* _Task goal_:
Quote every line as written. Omit pictures.

[Excerpts from a figure dataset]
######

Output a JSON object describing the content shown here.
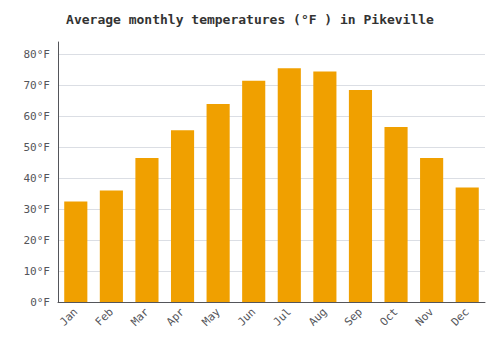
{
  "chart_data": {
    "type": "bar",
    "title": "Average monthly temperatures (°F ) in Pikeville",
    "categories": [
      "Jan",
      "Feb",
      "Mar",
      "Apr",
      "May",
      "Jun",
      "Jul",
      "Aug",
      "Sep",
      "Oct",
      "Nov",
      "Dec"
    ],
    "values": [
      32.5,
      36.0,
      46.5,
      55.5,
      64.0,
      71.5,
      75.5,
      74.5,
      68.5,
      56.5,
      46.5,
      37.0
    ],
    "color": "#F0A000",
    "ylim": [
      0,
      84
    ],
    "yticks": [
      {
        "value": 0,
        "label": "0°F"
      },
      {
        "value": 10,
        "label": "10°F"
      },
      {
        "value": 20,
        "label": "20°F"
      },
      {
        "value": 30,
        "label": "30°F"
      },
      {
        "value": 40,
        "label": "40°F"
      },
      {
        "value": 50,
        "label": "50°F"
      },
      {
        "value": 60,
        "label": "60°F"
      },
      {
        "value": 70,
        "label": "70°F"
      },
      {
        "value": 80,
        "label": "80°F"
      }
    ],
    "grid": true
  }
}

######

* _Written answer_:
Output a JSON object describing the content shown here.
{
  "chart_data": {
    "type": "bar",
    "title": "Average monthly temperatures (°F ) in Pikeville",
    "categories": [
      "Jan",
      "Feb",
      "Mar",
      "Apr",
      "May",
      "Jun",
      "Jul",
      "Aug",
      "Sep",
      "Oct",
      "Nov",
      "Dec"
    ],
    "values": [
      32.5,
      36.0,
      46.5,
      55.5,
      64.0,
      71.5,
      75.5,
      74.5,
      68.5,
      56.5,
      46.5,
      37.0
    ],
    "color": "#F0A000",
    "ylim": [
      0,
      84
    ],
    "yticks": [
      {
        "value": 0,
        "label": "0°F"
      },
      {
        "value": 10,
        "label": "10°F"
      },
      {
        "value": 20,
        "label": "20°F"
      },
      {
        "value": 30,
        "label": "30°F"
      },
      {
        "value": 40,
        "label": "40°F"
      },
      {
        "value": 50,
        "label": "50°F"
      },
      {
        "value": 60,
        "label": "60°F"
      },
      {
        "value": 70,
        "label": "70°F"
      },
      {
        "value": 80,
        "label": "80°F"
      }
    ],
    "grid": true
  }
}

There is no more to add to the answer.